**Exercise material:**
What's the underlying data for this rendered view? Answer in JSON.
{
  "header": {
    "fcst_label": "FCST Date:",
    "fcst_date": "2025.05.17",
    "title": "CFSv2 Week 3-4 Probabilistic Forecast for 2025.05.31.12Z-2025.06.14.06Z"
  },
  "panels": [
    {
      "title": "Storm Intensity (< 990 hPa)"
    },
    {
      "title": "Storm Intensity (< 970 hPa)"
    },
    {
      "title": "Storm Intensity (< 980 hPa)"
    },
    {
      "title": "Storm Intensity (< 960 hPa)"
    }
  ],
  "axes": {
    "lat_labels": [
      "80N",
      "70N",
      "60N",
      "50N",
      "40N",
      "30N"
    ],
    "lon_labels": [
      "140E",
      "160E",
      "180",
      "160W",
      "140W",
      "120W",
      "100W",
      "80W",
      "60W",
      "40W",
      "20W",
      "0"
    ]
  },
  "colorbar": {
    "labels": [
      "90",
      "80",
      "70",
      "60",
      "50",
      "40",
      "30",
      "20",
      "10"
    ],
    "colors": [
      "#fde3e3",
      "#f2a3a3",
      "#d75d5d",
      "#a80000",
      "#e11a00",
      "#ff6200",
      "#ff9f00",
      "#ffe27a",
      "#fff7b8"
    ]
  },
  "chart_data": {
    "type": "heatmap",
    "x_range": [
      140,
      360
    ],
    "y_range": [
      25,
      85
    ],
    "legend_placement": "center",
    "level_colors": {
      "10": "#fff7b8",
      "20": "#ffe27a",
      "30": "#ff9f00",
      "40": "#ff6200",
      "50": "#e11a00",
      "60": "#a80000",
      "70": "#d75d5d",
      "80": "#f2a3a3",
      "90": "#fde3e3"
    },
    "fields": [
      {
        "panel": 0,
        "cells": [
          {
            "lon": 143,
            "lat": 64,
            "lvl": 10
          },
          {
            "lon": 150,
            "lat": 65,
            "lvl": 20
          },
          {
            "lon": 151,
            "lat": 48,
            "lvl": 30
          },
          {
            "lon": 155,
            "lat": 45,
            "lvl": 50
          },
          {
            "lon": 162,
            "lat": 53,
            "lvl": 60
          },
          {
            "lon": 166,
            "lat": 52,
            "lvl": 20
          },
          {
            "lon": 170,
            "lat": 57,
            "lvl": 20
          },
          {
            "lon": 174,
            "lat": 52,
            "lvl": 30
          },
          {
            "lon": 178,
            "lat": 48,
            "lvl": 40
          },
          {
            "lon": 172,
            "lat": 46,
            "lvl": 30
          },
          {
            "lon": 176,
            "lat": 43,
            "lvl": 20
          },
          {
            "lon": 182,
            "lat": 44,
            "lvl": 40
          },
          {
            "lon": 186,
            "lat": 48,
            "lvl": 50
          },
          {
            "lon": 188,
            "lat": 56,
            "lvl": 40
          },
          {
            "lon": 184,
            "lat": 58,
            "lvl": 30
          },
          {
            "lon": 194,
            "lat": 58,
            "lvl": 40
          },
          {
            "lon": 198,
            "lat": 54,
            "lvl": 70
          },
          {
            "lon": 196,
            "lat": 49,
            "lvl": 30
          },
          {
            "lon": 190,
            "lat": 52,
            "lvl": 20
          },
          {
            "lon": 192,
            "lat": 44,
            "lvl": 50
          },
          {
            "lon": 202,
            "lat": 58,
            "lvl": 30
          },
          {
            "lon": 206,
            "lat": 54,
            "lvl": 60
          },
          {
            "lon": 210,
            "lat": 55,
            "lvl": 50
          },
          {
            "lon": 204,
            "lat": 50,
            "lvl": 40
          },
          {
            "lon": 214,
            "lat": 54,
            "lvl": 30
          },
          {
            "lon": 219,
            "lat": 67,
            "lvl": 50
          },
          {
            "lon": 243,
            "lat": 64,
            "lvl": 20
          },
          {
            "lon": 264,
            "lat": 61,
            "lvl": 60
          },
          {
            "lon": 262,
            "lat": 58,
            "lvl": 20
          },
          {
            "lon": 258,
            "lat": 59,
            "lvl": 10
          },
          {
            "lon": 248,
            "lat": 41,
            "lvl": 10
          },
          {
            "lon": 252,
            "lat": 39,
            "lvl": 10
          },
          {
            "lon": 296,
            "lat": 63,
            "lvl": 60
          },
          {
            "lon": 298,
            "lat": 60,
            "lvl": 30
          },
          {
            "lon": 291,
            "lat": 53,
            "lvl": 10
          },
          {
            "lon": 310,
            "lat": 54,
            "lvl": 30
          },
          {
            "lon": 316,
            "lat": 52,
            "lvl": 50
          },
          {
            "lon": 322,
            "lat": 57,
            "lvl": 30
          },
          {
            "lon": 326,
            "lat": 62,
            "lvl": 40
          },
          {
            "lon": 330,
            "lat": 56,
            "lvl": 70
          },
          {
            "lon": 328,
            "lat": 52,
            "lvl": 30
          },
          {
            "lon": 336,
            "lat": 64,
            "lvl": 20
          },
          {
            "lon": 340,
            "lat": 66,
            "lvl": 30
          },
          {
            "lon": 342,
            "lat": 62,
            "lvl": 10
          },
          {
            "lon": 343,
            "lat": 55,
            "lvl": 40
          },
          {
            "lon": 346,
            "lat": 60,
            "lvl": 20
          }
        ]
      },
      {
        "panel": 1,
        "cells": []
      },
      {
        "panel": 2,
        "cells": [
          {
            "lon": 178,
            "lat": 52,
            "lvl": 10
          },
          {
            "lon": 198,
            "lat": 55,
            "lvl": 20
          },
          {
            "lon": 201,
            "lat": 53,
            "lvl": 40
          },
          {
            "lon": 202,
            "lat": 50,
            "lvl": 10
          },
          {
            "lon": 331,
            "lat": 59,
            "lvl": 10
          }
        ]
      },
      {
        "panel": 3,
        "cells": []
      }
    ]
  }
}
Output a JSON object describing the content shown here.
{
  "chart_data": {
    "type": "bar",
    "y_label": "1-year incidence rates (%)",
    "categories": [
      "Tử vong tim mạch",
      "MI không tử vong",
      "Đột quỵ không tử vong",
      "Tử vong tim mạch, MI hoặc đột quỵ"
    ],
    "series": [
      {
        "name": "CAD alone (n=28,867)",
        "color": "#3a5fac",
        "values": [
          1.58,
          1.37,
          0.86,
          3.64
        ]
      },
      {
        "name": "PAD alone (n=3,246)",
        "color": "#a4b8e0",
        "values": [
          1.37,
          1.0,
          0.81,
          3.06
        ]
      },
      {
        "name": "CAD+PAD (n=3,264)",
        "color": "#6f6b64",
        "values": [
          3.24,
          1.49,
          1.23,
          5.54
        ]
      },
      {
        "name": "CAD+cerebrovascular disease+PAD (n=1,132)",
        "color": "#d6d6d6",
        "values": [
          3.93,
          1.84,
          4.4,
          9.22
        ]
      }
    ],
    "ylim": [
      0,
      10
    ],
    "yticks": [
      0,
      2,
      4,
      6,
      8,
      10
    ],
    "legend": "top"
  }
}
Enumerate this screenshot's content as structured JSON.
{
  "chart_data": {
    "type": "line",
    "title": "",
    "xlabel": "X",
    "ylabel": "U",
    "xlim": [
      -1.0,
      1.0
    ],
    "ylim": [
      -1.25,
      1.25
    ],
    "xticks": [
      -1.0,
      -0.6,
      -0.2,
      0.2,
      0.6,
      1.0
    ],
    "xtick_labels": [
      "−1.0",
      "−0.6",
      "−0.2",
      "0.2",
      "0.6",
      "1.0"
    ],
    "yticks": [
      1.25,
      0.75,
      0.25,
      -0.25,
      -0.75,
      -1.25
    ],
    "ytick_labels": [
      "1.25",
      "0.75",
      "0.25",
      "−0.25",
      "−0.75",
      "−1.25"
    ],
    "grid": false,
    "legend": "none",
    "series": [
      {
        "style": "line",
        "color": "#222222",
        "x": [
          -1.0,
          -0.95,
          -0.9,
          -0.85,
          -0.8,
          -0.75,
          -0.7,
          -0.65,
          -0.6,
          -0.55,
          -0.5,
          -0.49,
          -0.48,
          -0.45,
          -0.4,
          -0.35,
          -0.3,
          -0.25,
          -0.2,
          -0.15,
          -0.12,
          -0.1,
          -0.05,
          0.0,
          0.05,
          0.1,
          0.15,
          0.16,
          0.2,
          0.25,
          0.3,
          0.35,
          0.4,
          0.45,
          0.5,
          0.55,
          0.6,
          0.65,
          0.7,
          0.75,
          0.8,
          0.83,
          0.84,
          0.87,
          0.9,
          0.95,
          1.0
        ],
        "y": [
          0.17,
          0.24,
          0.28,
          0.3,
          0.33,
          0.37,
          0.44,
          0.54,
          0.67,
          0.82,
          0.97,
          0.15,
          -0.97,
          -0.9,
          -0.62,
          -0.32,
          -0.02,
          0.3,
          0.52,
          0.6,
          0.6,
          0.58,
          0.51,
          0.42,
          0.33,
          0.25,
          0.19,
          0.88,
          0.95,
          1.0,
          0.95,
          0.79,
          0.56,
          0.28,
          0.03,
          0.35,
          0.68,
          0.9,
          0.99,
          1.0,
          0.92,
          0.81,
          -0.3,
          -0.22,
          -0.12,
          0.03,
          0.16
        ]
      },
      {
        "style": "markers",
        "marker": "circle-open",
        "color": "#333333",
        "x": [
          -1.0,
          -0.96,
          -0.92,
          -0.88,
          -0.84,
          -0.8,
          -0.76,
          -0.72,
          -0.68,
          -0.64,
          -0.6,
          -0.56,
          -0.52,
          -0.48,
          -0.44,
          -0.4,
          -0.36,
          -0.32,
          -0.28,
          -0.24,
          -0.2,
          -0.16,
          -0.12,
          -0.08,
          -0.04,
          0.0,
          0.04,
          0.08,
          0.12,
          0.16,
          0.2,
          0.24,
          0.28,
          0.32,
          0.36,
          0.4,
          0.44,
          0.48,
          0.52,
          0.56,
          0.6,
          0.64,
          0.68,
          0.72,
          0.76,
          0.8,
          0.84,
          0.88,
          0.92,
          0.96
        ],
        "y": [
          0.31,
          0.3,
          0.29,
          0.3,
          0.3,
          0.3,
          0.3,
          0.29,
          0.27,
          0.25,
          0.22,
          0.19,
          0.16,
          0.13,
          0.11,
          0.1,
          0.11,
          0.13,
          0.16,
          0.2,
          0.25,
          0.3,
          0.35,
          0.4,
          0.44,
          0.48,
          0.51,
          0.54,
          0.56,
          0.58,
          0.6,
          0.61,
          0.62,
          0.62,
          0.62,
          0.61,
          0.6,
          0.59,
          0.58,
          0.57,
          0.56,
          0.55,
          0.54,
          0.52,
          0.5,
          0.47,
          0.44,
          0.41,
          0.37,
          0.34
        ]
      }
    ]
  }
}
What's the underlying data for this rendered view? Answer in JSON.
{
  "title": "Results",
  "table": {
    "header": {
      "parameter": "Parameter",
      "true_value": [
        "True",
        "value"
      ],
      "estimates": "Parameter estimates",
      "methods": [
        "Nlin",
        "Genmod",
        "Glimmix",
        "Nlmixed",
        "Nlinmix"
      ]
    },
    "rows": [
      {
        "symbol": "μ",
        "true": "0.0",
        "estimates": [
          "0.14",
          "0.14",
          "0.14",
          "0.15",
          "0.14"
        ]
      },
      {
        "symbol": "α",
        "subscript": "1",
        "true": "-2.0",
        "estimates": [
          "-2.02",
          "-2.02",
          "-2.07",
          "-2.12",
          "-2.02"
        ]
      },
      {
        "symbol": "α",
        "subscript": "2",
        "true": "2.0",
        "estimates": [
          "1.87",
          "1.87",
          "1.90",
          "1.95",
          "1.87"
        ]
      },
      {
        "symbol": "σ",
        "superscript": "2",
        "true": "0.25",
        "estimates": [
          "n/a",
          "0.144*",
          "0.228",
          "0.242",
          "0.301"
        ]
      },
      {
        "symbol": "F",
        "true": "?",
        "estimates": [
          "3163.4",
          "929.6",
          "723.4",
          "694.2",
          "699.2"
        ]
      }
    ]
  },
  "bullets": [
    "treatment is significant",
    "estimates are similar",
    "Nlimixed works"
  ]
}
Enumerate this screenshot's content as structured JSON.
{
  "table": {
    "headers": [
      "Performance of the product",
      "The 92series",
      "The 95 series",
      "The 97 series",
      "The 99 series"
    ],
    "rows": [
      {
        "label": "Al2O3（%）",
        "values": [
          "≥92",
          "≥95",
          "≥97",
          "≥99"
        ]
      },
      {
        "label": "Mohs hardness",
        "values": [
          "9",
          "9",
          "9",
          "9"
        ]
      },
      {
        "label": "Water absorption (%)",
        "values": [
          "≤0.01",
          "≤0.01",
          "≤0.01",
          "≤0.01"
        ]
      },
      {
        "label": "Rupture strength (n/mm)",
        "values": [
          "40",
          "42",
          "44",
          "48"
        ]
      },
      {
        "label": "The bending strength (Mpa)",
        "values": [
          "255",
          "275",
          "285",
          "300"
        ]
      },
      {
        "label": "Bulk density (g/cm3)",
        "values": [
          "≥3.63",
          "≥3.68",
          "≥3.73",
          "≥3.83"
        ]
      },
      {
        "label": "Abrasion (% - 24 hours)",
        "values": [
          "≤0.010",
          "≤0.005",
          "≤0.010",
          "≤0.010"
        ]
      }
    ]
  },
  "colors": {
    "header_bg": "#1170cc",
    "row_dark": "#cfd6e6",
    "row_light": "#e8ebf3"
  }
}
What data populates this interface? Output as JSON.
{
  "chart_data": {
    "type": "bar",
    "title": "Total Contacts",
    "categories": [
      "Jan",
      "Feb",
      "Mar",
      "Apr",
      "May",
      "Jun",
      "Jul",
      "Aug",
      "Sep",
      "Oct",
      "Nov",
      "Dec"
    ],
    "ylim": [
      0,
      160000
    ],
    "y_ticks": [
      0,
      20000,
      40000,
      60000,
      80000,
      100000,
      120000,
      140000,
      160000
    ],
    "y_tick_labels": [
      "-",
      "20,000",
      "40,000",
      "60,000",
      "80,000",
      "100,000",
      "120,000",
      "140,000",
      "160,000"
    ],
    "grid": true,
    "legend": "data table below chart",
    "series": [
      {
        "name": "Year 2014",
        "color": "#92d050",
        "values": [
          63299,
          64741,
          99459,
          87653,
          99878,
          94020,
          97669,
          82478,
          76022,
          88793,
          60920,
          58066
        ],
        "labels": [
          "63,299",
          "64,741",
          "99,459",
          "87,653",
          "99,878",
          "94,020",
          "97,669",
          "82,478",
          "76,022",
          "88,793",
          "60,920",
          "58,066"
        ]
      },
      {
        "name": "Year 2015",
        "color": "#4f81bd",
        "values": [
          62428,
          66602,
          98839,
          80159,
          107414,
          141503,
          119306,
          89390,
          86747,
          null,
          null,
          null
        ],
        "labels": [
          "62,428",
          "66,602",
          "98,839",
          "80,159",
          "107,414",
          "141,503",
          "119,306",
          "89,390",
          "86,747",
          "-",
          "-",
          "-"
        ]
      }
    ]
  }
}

**Required work:** Lines that hold the word "type" are the ones to return, every one of them.

**In response:**
    "type": "heatmap",
    "type": "bar",
    "type": "line",
    "type": "bar",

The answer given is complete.